Lines containing the string "Jacotin" are to be counted; report the total by itself.

• • • •

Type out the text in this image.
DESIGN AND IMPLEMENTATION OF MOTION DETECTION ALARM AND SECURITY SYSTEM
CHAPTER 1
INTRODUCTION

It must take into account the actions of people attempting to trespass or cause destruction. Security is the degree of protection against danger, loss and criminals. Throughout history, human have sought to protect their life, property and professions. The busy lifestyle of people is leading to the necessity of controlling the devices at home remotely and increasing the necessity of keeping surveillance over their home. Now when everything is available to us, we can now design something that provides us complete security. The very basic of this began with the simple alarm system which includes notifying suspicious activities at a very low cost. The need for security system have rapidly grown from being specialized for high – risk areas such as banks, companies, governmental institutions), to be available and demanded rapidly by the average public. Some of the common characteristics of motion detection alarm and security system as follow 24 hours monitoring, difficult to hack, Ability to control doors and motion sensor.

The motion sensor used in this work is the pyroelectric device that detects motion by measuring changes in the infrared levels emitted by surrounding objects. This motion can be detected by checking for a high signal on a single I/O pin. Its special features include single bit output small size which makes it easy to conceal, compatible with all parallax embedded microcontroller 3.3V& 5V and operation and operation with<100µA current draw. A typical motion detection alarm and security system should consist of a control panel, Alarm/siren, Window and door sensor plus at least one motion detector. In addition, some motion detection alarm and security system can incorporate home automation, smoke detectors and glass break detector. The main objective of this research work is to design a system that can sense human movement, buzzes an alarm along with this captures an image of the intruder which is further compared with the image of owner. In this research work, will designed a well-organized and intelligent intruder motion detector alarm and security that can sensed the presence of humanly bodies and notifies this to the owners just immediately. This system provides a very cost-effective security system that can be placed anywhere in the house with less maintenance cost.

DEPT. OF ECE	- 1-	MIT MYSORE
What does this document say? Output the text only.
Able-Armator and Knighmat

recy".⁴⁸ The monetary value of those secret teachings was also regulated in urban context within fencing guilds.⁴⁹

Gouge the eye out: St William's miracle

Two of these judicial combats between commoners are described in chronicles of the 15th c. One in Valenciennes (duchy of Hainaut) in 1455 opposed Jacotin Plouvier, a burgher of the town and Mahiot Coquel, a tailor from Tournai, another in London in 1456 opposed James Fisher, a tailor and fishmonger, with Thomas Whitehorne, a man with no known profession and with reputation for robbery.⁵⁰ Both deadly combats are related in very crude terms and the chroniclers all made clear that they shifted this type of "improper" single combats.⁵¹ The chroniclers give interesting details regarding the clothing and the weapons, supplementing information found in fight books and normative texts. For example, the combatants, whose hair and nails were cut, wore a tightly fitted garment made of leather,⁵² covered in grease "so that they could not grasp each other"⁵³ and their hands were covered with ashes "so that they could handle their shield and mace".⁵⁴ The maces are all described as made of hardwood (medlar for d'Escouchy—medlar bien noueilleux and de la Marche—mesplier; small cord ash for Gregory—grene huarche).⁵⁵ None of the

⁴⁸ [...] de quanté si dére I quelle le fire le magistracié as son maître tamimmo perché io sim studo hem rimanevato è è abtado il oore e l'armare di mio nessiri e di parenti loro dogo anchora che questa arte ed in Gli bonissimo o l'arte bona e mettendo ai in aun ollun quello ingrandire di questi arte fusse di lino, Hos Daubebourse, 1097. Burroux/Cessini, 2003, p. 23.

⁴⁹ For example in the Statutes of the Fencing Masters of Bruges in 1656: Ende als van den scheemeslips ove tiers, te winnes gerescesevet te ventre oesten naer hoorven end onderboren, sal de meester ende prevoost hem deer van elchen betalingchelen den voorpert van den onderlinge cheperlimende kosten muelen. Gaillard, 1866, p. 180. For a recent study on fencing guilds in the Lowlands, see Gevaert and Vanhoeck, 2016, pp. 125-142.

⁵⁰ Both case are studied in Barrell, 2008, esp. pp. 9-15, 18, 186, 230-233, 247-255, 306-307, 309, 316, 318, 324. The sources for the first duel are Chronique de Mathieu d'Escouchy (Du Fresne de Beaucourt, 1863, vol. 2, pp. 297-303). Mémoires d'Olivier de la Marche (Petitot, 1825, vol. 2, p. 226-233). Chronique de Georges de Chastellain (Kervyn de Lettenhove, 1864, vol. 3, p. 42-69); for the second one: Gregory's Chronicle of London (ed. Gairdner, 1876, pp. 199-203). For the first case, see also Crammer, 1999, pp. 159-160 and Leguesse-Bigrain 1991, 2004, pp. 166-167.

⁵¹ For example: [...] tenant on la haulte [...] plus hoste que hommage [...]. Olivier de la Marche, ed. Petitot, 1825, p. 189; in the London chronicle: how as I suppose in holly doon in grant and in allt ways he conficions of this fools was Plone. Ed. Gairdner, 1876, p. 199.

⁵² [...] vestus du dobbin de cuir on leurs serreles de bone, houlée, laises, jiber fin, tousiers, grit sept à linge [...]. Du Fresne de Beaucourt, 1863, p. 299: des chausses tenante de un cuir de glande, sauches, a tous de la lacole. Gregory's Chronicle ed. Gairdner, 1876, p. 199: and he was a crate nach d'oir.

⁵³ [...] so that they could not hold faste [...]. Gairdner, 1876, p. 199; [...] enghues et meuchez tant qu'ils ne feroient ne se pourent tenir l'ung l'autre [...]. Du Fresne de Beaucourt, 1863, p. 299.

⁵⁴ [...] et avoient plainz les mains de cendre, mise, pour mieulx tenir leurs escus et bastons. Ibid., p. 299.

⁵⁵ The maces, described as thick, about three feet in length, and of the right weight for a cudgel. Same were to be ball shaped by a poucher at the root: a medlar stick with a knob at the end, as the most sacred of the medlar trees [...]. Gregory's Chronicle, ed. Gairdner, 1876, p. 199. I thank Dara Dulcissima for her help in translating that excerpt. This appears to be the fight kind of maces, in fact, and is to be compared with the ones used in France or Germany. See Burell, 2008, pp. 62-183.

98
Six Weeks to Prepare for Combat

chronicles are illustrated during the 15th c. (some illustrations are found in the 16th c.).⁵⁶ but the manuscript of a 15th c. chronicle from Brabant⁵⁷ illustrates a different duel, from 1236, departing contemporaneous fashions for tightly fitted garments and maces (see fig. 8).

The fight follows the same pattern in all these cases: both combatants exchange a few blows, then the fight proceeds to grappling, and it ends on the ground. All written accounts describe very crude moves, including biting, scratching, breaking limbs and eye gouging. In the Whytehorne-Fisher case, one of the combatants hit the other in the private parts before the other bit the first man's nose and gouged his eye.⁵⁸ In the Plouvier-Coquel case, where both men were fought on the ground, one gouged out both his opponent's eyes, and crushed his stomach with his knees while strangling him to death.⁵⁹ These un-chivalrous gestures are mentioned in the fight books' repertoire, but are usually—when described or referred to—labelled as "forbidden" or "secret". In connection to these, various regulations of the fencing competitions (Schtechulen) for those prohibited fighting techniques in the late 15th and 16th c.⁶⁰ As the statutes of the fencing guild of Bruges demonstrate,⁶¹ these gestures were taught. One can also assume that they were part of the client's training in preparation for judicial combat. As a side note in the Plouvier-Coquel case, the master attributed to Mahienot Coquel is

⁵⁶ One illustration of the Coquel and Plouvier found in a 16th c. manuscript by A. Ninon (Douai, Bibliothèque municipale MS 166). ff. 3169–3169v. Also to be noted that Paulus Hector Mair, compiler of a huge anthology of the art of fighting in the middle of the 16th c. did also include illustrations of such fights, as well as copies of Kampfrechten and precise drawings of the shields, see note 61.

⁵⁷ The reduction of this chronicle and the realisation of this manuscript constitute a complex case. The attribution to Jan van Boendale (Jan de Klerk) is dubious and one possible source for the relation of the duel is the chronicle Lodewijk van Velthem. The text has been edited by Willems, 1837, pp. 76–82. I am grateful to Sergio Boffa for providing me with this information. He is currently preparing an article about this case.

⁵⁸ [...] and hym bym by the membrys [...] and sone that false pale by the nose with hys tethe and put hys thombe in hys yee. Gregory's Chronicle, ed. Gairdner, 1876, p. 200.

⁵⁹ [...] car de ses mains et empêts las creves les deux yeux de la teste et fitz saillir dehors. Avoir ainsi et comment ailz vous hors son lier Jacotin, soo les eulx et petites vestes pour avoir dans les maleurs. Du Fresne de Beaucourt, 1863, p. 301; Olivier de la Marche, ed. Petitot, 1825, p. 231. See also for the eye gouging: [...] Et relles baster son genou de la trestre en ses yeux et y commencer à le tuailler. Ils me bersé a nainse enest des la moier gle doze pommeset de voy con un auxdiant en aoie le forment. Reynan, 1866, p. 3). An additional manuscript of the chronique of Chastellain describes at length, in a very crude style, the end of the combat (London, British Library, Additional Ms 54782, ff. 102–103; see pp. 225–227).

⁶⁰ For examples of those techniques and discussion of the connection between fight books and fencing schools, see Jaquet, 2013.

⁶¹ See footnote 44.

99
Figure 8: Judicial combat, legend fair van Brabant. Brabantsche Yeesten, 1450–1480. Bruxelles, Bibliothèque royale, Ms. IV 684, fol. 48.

• • • •

Task solution: 2